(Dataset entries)
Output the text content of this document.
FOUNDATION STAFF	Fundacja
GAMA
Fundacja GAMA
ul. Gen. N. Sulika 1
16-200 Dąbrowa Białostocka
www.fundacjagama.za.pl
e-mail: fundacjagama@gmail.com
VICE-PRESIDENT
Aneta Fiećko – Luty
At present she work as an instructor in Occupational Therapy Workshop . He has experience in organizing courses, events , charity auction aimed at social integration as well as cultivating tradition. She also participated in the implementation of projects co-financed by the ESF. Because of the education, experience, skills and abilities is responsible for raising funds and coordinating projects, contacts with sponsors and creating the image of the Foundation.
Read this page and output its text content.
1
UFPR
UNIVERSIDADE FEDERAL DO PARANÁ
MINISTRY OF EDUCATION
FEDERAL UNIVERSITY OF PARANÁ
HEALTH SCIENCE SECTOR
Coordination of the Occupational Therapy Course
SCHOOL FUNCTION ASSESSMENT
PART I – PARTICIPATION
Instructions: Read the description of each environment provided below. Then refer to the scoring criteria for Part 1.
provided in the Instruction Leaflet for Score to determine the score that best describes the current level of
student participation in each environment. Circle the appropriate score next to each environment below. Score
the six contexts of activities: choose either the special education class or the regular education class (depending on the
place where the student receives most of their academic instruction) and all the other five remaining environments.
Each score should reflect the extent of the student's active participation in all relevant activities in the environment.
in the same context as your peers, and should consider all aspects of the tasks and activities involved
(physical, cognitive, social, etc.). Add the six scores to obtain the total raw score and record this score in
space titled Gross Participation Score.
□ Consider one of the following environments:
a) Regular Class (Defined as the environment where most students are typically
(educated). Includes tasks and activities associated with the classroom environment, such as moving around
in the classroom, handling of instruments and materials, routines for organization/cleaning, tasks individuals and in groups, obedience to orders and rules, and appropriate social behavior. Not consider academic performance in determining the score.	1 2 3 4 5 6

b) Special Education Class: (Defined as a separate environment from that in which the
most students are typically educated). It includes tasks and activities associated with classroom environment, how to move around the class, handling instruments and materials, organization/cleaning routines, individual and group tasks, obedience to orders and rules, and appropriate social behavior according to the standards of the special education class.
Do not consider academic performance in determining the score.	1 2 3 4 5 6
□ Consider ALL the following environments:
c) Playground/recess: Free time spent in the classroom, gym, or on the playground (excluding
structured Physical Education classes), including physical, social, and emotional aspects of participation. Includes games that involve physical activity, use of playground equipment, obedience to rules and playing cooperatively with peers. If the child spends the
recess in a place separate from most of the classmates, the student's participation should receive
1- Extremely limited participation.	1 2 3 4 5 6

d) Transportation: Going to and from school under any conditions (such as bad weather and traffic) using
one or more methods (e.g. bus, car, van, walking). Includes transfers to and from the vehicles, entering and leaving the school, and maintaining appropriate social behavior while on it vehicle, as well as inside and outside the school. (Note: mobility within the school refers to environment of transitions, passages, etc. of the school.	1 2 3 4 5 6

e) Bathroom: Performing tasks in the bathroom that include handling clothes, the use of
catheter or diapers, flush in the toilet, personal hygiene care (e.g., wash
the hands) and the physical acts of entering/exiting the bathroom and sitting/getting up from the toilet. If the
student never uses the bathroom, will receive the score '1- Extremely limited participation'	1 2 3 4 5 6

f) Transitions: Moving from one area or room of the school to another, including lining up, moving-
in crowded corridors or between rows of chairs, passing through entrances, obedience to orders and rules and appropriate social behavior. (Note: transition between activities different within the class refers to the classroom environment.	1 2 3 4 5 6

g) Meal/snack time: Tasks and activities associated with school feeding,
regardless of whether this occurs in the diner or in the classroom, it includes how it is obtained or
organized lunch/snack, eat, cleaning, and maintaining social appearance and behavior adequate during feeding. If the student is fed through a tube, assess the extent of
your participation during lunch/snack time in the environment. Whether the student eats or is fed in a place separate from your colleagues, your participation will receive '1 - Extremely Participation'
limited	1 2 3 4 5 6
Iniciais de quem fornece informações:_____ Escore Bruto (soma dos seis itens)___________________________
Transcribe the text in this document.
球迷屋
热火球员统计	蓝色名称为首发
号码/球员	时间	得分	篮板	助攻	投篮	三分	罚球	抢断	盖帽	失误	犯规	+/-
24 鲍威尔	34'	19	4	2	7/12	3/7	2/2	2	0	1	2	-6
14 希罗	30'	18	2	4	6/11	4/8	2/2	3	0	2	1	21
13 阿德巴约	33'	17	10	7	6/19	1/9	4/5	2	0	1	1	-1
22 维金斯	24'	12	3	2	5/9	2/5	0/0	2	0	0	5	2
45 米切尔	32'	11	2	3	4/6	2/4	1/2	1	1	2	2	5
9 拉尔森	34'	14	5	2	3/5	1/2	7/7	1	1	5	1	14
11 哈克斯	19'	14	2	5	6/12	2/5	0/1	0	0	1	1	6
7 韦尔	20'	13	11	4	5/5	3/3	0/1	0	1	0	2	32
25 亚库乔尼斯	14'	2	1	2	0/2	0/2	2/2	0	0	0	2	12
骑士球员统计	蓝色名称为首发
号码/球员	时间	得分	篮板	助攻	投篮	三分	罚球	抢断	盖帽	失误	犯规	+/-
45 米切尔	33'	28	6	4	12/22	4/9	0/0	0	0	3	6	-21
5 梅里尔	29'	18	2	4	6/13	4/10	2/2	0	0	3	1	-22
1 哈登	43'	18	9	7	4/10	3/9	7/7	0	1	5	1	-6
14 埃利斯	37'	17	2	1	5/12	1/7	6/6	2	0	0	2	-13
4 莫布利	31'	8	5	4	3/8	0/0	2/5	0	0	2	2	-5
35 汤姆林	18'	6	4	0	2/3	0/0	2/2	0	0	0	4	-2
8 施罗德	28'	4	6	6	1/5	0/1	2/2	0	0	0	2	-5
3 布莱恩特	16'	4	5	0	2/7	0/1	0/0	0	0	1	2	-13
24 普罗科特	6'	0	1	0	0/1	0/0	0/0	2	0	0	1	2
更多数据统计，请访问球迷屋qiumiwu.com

# [Problem]
Tally up the lines in the records containing the word "PARANÁ", then give the count and nothing else.

# [Answer below]
2